TASK INSTRUCTIONS -> Identify the line with "Parse this screenshot: output"; copy word for word that line and every one after it, to the end of the listing. Exclude pictures.

****************************************

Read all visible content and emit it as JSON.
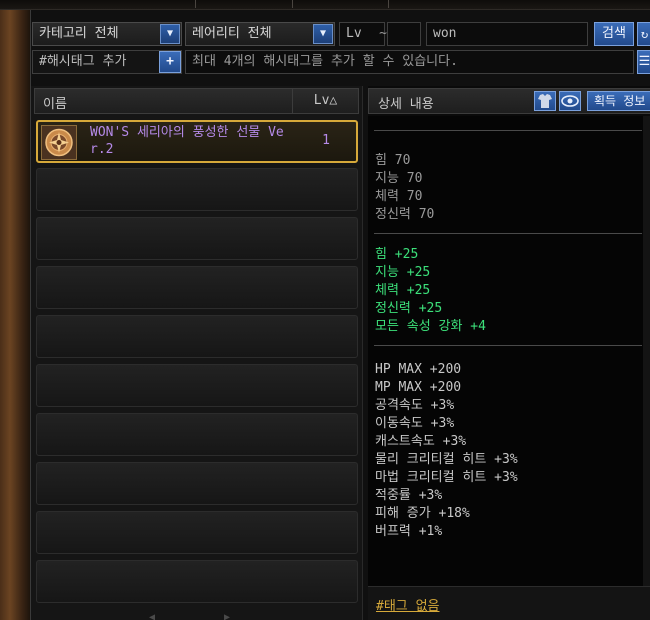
{
  "filters": {
    "category": "카테고리 전체",
    "rarity": "레어리티 전체",
    "lv_label": "Lv",
    "lv_sep": "~",
    "lv_min": "",
    "lv_max": "",
    "search_value": "won",
    "search_button": "검색",
    "hashtag_label": "#해시태그 추가",
    "hashtag_add": "+",
    "hashtag_placeholder": "최대 4개의 해시태그를 추가 할 수 있습니다."
  },
  "list": {
    "col_name": "이름",
    "col_lv": "Lv△",
    "items": [
      {
        "name": "WON'S 세리아의 풍성한 선물 Ver.2",
        "lv": "1",
        "icon": "sun-emblem-icon"
      }
    ]
  },
  "detail": {
    "title": "상세 내용",
    "acquire_label": "획득 정보",
    "base_stats": [
      "힘 70",
      "지능 70",
      "체력 70",
      "정신력 70"
    ],
    "bonus_stats": [
      "힘 +25",
      "지능 +25",
      "체력 +25",
      "정신력 +25",
      "모든 속성 강화 +4"
    ],
    "extra_stats": [
      "HP MAX +200",
      "MP MAX +200",
      "공격속도 +3%",
      "이동속도 +3%",
      "캐스트속도 +3%",
      "물리 크리티컬 히트 +3%",
      "마법 크리티컬 히트 +3%",
      "적중률 +3%",
      "피해 증가 +18%",
      "버프력 +1%"
    ],
    "tag_text": "#태그 없음"
  },
  "colors": {
    "bonus": "#3ce07a",
    "item_name": "#b58ae8",
    "selected_border": "#d6a93a"
  }
}
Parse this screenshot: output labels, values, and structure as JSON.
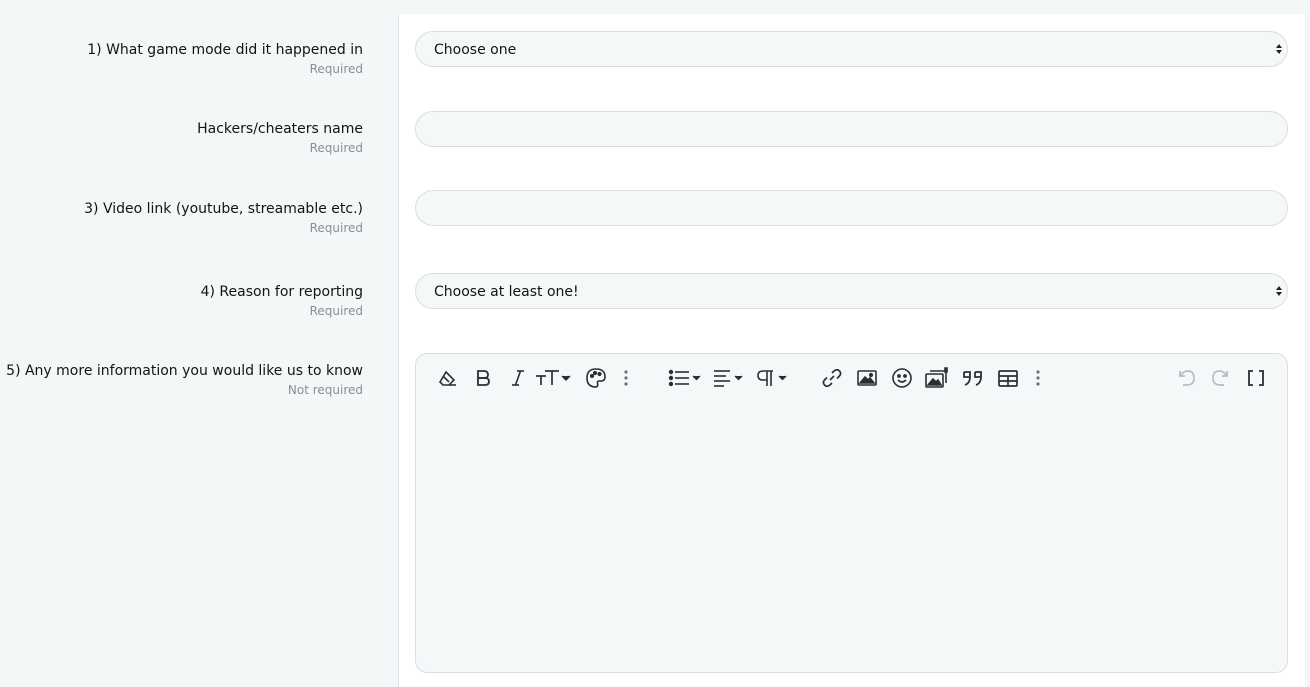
{
  "fields": [
    {
      "label": "1) What game mode did it happened in",
      "hint": "Required",
      "type": "select",
      "value": "Choose one"
    },
    {
      "label": "Hackers/cheaters name",
      "hint": "Required",
      "type": "text",
      "value": ""
    },
    {
      "label": "3) Video link (youtube, streamable etc.)",
      "hint": "Required",
      "type": "text",
      "value": ""
    },
    {
      "label": "4) Reason for reporting",
      "hint": "Required",
      "type": "select",
      "value": "Choose at least one!"
    },
    {
      "label": "5) Any more information you would like us to know",
      "hint": "Not required",
      "type": "editor",
      "value": ""
    }
  ],
  "editor_toolbar": {
    "left_group": [
      "eraser-icon",
      "bold-icon",
      "italic-icon",
      "text-size-icon",
      "palette-icon",
      "more-vertical-icon"
    ],
    "middle_group": [
      "list-icon",
      "align-icon",
      "paragraph-icon"
    ],
    "insert_group": [
      "link-icon",
      "image-icon",
      "smiley-icon",
      "media-icon",
      "quote-icon",
      "table-icon",
      "more-vertical-icon"
    ],
    "right_group": [
      "undo-icon",
      "redo-icon",
      "bbcode-toggle-icon"
    ]
  },
  "colors": {
    "accent_bg": "#f4f7f8",
    "input_bg": "#f5f8f9",
    "border": "#d8dfe2",
    "hint": "#8a8f93",
    "icon": "#2b2f33",
    "icon_disabled": "#b6bcc0"
  }
}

****************************************

CORRECT OUTPUT ->
Parse this screenshot: output labels, values, and structure as JSON.
{
  "fields": [
    {
      "label": "1) What game mode did it happened in",
      "hint": "Required",
      "type": "select",
      "value": "Choose one"
    },
    {
      "label": "Hackers/cheaters name",
      "hint": "Required",
      "type": "text",
      "value": ""
    },
    {
      "label": "3) Video link (youtube, streamable etc.)",
      "hint": "Required",
      "type": "text",
      "value": ""
    },
    {
      "label": "4) Reason for reporting",
      "hint": "Required",
      "type": "select",
      "value": "Choose at least one!"
    },
    {
      "label": "5) Any more information you would like us to know",
      "hint": "Not required",
      "type": "editor",
      "value": ""
    }
  ],
  "editor_toolbar": {
    "left_group": [
      "eraser-icon",
      "bold-icon",
      "italic-icon",
      "text-size-icon",
      "palette-icon",
      "more-vertical-icon"
    ],
    "middle_group": [
      "list-icon",
      "align-icon",
      "paragraph-icon"
    ],
    "insert_group": [
      "link-icon",
      "image-icon",
      "smiley-icon",
      "media-icon",
      "quote-icon",
      "table-icon",
      "more-vertical-icon"
    ],
    "right_group": [
      "undo-icon",
      "redo-icon",
      "bbcode-toggle-icon"
    ]
  },
  "colors": {
    "accent_bg": "#f4f7f8",
    "input_bg": "#f5f8f9",
    "border": "#d8dfe2",
    "hint": "#8a8f93",
    "icon": "#2b2f33",
    "icon_disabled": "#b6bcc0"
  }
}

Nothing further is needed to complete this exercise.